• _OBJECTIVE_
Set down each line of the data below exactly as it stands, dropping the pictures.

[BEGIN]

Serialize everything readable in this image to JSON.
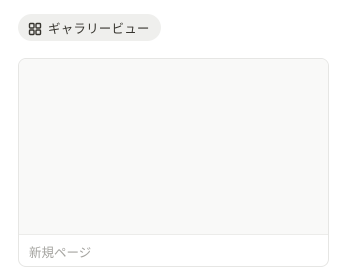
{
  "view_tab": {
    "label": "ギャラリービュー",
    "icon": "gallery-grid-icon"
  },
  "gallery": {
    "cards": [
      {
        "title": "新規ページ"
      }
    ]
  },
  "colors": {
    "tab_bg": "#efefed",
    "text": "#37352f",
    "placeholder_text": "#a5a4a0",
    "card_border": "#e6e6e4",
    "cover_bg": "#f9f9f8"
  }
}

[END]

• _COMPLETE ANSWER_
Serialize everything readable in this image to JSON.
{
  "view_tab": {
    "label": "ギャラリービュー",
    "icon": "gallery-grid-icon"
  },
  "gallery": {
    "cards": [
      {
        "title": "新規ページ"
      }
    ]
  },
  "colors": {
    "tab_bg": "#efefed",
    "text": "#37352f",
    "placeholder_text": "#a5a4a0",
    "card_border": "#e6e6e4",
    "cover_bg": "#f9f9f8"
  }
}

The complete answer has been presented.